- **LISTED ENTRIES**

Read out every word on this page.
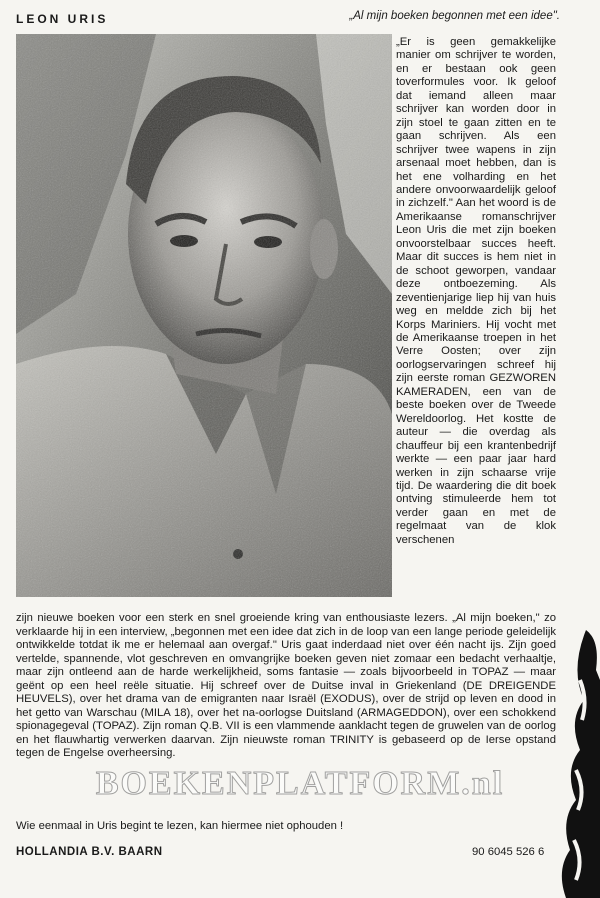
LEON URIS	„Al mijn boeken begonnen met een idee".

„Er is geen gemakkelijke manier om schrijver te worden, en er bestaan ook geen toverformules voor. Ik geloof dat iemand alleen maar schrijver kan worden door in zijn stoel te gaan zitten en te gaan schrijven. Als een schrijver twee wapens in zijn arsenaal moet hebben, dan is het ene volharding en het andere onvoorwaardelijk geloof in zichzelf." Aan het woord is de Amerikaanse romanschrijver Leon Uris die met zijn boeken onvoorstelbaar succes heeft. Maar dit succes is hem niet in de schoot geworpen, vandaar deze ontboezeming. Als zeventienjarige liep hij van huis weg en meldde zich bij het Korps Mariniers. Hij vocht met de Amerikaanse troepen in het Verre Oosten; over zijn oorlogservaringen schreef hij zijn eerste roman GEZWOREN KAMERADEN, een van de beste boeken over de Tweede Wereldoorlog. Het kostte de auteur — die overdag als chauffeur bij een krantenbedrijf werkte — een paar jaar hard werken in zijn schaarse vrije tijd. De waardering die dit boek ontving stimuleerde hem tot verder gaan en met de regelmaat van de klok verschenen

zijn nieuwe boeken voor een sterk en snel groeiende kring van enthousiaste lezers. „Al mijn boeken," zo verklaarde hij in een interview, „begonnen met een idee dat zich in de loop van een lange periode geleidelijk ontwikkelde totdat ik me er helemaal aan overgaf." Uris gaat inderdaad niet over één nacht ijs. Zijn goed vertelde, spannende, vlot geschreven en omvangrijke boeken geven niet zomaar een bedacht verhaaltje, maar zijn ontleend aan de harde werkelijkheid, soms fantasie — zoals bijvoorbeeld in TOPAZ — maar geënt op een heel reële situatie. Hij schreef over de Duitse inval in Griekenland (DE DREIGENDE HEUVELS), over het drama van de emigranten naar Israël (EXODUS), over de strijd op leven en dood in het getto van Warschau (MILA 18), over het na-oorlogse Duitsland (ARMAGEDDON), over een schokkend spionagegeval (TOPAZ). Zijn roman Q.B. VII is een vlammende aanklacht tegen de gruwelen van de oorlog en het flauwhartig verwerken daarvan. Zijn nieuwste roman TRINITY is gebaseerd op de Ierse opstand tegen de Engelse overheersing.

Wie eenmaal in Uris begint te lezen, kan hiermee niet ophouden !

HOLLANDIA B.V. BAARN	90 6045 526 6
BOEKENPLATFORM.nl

- **SET PROBLEM**
Your task is to pick out every line with the string "mijn" and copy it.

- **EXERCISE SOLUTION**
LEON URIS	„Al mijn boeken begonnen met een idee".
zijn nieuwe boeken voor een sterk en snel groeiende kring van enthousiaste lezers. „Al mijn boeken," zo verklaarde hij in een interview, „begonnen met een idee dat zich in de loop van een lange periode geleidelijk ontwikkelde totdat ik me er helemaal aan overgaf." Uris gaat inderdaad niet over één nacht ijs. Zijn goed vertelde, spannende, vlot geschreven en omvangrijke boeken geven niet zomaar een bedacht verhaaltje, maar zijn ontleend aan de harde werkelijkheid, soms fantasie — zoals bijvoorbeeld in TOPAZ — maar geënt op een heel reële situatie. Hij schreef over de Duitse inval in Griekenland (DE DREIGENDE HEUVELS), over het drama van de emigranten naar Israël (EXODUS), over de strijd op leven en dood in het getto van Warschau (MILA 18), over het na-oorlogse Duitsland (ARMAGEDDON), over een schokkend spionagegeval (TOPAZ). Zijn roman Q.B. VII is een vlammende aanklacht tegen de gruwelen van de oorlog en het flauwhartig verwerken daarvan. Zijn nieuwste roman TRINITY is gebaseerd op de Ierse opstand tegen de Engelse overheersing.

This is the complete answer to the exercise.